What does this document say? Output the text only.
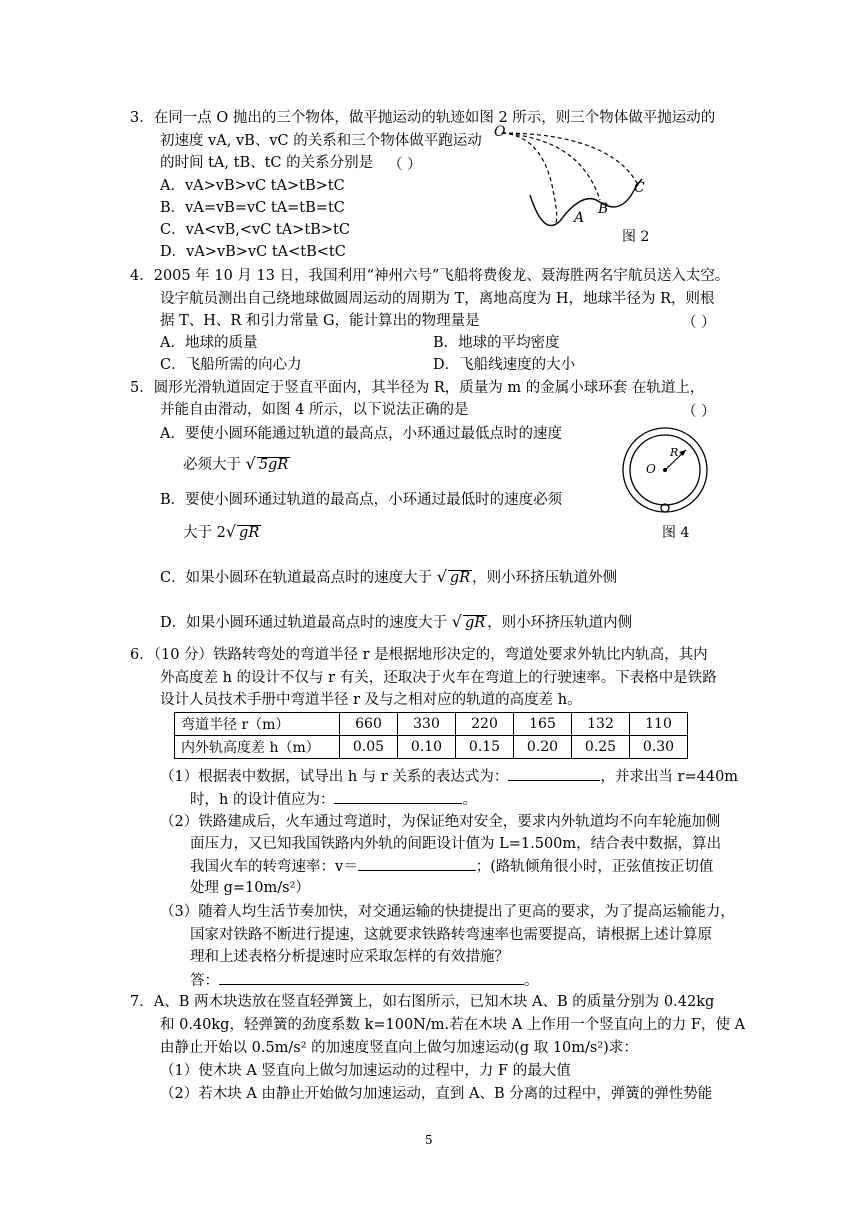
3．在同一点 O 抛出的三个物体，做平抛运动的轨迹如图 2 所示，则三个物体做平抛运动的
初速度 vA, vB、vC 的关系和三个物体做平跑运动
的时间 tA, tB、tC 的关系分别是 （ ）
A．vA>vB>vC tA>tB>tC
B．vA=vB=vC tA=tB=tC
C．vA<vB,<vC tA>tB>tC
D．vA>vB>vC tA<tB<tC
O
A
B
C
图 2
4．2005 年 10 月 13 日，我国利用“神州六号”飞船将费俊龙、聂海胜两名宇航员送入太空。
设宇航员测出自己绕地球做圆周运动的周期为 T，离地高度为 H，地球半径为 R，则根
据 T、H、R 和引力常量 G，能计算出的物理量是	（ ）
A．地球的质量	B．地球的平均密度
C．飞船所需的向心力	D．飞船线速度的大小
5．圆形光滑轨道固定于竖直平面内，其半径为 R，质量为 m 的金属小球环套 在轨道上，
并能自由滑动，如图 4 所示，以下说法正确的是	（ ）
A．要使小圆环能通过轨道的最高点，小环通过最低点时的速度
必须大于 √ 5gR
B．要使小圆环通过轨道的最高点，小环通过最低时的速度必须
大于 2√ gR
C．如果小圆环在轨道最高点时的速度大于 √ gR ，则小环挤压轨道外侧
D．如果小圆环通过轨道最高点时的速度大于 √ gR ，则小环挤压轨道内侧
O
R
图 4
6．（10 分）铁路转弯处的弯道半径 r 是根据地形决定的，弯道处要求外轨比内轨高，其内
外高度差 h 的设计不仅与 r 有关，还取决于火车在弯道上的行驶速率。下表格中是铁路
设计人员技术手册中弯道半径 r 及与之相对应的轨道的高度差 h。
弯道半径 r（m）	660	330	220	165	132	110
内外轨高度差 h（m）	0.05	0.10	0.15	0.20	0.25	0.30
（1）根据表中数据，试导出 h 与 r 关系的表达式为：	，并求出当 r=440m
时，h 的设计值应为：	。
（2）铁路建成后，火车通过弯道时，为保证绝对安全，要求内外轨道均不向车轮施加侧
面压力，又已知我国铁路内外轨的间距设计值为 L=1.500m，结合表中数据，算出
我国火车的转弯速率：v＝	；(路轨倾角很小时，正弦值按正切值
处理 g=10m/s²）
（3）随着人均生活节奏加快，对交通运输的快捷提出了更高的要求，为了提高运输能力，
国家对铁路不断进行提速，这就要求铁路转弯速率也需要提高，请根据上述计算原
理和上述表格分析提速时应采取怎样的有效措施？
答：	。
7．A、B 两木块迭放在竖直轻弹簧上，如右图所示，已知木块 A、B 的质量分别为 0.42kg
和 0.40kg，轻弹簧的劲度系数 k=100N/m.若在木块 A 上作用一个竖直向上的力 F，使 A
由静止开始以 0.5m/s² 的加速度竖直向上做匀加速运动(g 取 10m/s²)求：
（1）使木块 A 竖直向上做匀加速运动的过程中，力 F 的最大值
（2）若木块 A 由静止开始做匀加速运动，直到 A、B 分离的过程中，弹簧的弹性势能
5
════════════════════
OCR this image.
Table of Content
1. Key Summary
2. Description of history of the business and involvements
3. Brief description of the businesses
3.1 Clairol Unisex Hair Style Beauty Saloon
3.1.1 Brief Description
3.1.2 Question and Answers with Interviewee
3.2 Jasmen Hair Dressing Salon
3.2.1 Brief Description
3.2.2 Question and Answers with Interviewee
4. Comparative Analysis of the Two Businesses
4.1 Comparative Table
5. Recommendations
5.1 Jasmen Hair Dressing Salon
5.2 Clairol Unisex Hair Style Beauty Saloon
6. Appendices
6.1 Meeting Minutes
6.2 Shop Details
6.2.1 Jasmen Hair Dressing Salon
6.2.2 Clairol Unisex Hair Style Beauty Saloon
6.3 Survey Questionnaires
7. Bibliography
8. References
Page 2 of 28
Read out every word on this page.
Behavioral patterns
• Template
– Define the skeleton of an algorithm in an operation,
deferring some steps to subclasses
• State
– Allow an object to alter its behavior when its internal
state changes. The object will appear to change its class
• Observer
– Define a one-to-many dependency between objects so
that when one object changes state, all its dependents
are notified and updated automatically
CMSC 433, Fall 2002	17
════════════════════
### Given instruction
Where a line in the entries holds "with", copy that line.

### Result of this exercise
3.1.2 Question and Answers with Interviewee
3.2.2 Question and Answers with Interviewee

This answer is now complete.